- [BRIEF]
Transcribe word for word the lines spanning the line with "Convert this screenshot" through the end of the records.

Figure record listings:
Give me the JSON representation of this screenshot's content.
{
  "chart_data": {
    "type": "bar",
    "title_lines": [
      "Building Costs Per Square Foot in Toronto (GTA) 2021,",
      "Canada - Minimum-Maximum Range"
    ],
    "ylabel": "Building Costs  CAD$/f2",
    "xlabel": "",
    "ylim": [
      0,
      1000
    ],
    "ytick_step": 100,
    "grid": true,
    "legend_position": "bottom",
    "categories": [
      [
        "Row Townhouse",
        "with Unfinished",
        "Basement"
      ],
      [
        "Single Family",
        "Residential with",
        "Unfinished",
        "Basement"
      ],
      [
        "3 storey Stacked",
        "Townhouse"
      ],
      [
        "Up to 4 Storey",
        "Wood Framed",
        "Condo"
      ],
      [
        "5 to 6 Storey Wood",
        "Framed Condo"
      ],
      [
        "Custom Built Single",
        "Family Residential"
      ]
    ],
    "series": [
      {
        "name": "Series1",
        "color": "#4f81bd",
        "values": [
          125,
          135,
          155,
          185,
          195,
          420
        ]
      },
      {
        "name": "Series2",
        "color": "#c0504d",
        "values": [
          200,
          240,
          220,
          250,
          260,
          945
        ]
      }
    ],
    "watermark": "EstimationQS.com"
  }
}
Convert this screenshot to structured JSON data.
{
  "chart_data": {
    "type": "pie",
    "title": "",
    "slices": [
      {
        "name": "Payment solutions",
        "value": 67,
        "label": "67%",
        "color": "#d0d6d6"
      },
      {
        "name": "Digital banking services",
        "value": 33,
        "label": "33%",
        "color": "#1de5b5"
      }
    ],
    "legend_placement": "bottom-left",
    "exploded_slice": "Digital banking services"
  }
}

- [TASK RESPONSE]
Convert this screenshot to structured JSON data.
{
  "chart_data": {
    "type": "pie",
    "title": "",
    "slices": [
      {
        "name": "Payment solutions",
        "value": 67,
        "label": "67%",
        "color": "#d0d6d6"
      },
      {
        "name": "Digital banking services",
        "value": 33,
        "label": "33%",
        "color": "#1de5b5"
      }
    ],
    "legend_placement": "bottom-left",
    "exploded_slice": "Digital banking services"
  }
}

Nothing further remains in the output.